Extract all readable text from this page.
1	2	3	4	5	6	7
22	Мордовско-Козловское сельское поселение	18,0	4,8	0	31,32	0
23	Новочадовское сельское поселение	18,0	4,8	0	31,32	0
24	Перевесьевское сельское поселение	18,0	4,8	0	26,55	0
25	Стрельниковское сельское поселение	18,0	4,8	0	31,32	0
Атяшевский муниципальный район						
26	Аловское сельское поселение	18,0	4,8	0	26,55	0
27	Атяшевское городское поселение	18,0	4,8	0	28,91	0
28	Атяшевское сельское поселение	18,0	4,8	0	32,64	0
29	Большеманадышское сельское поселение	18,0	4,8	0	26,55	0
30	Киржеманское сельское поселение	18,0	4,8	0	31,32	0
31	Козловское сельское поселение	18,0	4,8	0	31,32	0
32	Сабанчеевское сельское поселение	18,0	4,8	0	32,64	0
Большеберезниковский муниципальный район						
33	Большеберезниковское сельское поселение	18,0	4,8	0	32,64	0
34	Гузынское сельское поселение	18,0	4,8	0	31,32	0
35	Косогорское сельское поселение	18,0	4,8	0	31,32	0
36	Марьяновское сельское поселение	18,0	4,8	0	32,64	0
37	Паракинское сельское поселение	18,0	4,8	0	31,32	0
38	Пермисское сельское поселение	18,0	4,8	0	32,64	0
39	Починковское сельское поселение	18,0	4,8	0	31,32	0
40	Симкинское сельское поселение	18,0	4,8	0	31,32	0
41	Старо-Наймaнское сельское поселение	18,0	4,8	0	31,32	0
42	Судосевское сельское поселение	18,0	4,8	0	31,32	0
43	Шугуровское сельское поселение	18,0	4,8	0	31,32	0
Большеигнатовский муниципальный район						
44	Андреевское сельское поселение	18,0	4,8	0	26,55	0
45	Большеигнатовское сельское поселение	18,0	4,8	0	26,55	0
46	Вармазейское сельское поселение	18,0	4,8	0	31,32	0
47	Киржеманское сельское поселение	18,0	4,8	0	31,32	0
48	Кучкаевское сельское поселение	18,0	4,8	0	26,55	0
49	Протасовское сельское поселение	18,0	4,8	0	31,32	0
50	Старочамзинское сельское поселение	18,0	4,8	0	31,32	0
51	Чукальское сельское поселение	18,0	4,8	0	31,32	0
================================
**WHAT THE TASK ASKS**
Write out the entries above once more, without altering anything.

**FINAL RESULT**
Extract all readable text from this page.
1	2	3	4	5	6	7
22	Мордовско-Козловское сельское поселение	18,0	4,8	0	31,32	0
23	Новочадовское сельское поселение	18,0	4,8	0	31,32	0
24	Перевесьевское сельское поселение	18,0	4,8	0	26,55	0
25	Стрельниковское сельское поселение	18,0	4,8	0	31,32	0
Атяшевский муниципальный район						
26	Аловское сельское поселение	18,0	4,8	0	26,55	0
27	Атяшевское городское поселение	18,0	4,8	0	28,91	0
28	Атяшевское сельское поселение	18,0	4,8	0	32,64	0
29	Большеманадышское сельское поселение	18,0	4,8	0	26,55	0
30	Киржеманское сельское поселение	18,0	4,8	0	31,32	0
31	Козловское сельское поселение	18,0	4,8	0	31,32	0
32	Сабанчеевское сельское поселение	18,0	4,8	0	32,64	0
Большеберезниковский муниципальный район						
33	Большеберезниковское сельское поселение	18,0	4,8	0	32,64	0
34	Гузынское сельское поселение	18,0	4,8	0	31,32	0
35	Косогорское сельское поселение	18,0	4,8	0	31,32	0
36	Марьяновское сельское поселение	18,0	4,8	0	32,64	0
37	Паракинское сельское поселение	18,0	4,8	0	31,32	0
38	Пермисское сельское поселение	18,0	4,8	0	32,64	0
39	Починковское сельское поселение	18,0	4,8	0	31,32	0
40	Симкинское сельское поселение	18,0	4,8	0	31,32	0
41	Старо-Наймaнское сельское поселение	18,0	4,8	0	31,32	0
42	Судосевское сельское поселение	18,0	4,8	0	31,32	0
43	Шугуровское сельское поселение	18,0	4,8	0	31,32	0
Большеигнатовский муниципальный район						
44	Андреевское сельское поселение	18,0	4,8	0	26,55	0
45	Большеигнатовское сельское поселение	18,0	4,8	0	26,55	0
46	Вармазейское сельское поселение	18,0	4,8	0	31,32	0
47	Киржеманское сельское поселение	18,0	4,8	0	31,32	0
48	Кучкаевское сельское поселение	18,0	4,8	0	26,55	0
49	Протасовское сельское поселение	18,0	4,8	0	31,32	0
50	Старочамзинское сельское поселение	18,0	4,8	0	31,32	0
51	Чукальское сельское поселение	18,0	4,8	0	31,32	0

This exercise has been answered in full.